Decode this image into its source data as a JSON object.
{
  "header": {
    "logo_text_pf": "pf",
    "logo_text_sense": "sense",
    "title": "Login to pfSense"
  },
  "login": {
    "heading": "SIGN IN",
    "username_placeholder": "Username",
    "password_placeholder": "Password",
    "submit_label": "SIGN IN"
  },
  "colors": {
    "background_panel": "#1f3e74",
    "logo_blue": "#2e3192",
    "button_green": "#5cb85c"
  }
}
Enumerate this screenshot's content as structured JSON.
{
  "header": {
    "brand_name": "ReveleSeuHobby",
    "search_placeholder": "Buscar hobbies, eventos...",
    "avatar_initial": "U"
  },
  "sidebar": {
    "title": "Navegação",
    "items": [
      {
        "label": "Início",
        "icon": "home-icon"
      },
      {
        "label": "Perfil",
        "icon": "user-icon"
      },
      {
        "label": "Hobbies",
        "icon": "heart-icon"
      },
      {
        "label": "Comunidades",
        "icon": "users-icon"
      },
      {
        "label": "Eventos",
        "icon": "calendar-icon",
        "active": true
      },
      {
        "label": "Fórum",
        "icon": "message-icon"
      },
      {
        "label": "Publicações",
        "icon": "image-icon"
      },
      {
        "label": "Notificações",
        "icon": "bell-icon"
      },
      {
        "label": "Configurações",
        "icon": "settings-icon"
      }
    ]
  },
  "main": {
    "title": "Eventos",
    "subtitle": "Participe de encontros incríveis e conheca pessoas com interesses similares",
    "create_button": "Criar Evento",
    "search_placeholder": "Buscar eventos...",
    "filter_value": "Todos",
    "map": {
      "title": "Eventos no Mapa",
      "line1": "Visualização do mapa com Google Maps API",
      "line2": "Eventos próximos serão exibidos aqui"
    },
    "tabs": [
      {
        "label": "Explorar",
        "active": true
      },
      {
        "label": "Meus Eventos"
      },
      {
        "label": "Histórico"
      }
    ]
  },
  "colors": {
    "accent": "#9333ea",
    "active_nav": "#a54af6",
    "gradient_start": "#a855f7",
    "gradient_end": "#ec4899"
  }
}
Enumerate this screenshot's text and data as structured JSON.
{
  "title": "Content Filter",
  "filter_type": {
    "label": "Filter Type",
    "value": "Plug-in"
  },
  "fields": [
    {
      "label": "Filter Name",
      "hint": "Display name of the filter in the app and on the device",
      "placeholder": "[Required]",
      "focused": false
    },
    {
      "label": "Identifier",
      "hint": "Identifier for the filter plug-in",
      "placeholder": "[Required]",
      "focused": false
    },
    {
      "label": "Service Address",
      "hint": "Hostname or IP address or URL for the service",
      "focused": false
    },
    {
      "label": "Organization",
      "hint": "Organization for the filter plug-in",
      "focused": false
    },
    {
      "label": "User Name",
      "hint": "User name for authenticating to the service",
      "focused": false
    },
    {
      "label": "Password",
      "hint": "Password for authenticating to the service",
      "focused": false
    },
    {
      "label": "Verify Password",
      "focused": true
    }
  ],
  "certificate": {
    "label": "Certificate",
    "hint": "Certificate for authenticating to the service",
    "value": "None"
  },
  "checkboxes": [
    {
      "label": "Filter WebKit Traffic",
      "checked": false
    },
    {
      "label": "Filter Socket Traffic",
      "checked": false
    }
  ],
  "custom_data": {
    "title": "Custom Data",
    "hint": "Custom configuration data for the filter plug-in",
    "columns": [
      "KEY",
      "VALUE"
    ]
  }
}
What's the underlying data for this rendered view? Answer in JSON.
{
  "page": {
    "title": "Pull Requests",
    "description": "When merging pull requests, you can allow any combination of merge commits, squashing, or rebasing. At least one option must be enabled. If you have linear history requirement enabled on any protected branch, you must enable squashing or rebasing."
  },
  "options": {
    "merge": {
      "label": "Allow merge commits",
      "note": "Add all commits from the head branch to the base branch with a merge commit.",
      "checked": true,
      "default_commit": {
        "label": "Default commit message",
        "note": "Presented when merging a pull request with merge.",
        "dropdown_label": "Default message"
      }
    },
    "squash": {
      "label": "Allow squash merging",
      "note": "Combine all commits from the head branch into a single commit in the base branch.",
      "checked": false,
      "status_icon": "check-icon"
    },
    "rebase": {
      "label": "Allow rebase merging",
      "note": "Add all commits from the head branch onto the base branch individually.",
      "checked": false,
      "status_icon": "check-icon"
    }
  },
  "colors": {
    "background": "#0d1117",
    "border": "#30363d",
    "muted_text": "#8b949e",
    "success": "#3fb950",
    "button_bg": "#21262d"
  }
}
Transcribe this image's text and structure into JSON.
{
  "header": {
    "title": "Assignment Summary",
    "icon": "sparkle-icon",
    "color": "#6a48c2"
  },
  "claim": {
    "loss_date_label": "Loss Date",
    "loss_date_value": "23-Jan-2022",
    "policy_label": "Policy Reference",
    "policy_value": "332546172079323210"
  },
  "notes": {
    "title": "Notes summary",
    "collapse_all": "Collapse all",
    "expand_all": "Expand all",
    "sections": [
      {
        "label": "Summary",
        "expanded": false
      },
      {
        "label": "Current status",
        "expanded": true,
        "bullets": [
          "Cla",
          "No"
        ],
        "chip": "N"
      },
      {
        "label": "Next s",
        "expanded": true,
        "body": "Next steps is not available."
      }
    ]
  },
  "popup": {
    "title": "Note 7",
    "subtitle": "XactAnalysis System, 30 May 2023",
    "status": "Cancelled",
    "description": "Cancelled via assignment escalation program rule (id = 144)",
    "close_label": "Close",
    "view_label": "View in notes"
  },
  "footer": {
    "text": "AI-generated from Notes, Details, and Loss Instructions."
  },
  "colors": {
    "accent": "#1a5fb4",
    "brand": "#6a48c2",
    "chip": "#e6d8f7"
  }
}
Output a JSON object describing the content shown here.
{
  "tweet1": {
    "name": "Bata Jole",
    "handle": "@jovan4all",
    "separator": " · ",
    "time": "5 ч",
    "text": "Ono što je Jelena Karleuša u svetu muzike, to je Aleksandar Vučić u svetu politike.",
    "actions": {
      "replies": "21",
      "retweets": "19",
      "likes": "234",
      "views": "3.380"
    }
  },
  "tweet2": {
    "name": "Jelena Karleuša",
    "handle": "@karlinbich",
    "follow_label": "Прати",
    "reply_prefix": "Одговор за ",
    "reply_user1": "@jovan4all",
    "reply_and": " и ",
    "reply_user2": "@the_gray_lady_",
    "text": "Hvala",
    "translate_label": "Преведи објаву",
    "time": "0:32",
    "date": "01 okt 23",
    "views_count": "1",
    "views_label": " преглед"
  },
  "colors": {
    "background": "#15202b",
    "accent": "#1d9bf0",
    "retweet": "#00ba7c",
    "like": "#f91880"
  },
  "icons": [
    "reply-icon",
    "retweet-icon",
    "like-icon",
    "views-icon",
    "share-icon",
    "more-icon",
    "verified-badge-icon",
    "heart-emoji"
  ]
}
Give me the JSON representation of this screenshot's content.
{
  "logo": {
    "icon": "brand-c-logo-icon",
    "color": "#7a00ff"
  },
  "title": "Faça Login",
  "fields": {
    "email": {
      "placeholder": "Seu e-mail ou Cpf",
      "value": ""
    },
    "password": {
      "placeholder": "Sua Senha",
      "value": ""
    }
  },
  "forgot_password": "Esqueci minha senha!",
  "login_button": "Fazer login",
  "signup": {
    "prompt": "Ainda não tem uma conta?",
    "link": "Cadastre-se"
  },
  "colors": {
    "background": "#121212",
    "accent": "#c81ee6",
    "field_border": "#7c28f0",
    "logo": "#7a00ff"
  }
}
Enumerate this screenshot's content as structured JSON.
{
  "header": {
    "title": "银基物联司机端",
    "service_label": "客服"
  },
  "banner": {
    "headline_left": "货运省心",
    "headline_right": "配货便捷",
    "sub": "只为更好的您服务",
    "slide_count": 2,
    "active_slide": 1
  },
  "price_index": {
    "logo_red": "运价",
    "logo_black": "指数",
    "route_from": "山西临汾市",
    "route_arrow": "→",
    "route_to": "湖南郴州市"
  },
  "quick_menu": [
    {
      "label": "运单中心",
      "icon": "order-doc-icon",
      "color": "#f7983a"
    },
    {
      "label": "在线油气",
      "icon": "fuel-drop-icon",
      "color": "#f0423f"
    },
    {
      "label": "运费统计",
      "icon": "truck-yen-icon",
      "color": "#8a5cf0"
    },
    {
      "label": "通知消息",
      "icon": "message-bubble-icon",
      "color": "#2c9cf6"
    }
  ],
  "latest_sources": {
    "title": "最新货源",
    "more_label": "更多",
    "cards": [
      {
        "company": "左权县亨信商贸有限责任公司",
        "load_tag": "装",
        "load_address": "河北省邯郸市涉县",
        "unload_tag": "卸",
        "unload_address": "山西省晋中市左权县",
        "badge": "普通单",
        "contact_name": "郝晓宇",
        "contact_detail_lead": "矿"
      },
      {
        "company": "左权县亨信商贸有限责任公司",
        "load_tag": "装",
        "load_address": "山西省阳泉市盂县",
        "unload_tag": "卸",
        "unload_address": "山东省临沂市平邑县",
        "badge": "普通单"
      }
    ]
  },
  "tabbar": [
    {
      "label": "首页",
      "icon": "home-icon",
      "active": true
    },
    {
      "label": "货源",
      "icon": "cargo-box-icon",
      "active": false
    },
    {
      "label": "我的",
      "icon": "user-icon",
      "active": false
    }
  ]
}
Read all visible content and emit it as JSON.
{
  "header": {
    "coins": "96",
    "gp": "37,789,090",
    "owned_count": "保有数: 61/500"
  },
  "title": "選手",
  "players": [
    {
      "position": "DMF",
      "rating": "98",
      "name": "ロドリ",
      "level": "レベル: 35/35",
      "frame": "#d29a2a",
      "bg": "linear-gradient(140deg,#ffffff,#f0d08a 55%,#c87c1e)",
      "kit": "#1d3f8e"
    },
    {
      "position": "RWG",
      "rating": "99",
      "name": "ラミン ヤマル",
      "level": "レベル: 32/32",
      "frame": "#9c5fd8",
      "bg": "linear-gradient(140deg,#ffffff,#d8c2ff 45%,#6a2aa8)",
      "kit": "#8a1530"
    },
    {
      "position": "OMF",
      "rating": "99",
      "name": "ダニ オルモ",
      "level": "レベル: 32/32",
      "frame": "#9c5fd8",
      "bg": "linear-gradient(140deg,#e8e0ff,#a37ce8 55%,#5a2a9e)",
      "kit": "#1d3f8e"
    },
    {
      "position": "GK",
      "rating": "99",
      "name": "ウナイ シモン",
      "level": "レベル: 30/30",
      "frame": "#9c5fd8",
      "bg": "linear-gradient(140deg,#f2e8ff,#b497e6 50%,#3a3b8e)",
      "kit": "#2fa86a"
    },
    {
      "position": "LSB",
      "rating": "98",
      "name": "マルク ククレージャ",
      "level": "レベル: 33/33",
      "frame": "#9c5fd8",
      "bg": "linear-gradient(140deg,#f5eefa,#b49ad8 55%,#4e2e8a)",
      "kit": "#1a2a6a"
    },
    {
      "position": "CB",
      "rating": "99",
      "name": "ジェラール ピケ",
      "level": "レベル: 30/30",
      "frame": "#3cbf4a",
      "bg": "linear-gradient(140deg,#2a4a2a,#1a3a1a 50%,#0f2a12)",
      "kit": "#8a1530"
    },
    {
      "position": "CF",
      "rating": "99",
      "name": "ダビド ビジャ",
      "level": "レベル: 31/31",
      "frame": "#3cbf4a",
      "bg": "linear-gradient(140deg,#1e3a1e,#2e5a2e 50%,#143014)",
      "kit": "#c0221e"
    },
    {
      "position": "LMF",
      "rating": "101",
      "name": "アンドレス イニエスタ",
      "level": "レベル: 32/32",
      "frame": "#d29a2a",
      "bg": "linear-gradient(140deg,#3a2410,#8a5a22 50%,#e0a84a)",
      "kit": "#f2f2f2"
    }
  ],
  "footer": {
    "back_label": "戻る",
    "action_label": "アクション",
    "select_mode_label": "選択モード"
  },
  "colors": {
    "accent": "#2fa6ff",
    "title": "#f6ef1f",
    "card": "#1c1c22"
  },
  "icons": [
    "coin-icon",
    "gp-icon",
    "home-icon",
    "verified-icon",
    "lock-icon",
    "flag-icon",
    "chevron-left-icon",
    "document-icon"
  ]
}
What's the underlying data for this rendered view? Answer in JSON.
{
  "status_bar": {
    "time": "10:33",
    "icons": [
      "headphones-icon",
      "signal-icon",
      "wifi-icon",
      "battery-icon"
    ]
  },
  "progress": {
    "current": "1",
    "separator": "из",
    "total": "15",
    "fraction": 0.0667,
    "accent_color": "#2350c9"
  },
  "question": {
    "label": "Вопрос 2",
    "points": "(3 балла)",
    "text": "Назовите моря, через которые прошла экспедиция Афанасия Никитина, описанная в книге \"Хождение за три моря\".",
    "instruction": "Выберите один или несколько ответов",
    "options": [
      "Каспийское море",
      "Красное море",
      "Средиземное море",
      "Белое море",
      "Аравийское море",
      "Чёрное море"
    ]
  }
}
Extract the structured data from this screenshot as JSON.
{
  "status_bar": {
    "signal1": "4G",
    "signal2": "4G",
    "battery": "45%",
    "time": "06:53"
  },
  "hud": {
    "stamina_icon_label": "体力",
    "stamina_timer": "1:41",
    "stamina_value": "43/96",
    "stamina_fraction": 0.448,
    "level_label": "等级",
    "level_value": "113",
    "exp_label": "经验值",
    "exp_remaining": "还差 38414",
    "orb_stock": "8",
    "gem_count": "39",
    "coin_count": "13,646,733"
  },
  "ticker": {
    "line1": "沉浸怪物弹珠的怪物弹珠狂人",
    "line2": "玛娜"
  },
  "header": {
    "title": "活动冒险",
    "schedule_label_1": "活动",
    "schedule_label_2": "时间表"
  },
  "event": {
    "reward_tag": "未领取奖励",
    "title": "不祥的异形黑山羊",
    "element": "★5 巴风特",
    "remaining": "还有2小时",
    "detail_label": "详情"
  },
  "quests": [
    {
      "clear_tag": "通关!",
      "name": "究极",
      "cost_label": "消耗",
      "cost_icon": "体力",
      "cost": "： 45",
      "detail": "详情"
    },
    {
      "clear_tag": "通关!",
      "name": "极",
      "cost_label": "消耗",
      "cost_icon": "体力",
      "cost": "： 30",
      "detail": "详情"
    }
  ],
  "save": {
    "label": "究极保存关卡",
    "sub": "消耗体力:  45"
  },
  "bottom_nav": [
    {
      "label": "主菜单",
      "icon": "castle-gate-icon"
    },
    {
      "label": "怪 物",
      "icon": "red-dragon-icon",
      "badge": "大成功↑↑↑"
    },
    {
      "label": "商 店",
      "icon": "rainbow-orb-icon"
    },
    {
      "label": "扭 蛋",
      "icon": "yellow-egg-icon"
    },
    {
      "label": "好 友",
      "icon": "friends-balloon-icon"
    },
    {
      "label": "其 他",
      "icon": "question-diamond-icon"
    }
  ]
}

━━━━━━━━━━━━━━━━

▶ [Requirements]: Identify the lines that hold the word "Cancelled". Copy every one of them.

▶ [The response]:
    "status": "Cancelled",
    "description": "Cancelled via assignment escalation program rule (id = 144)",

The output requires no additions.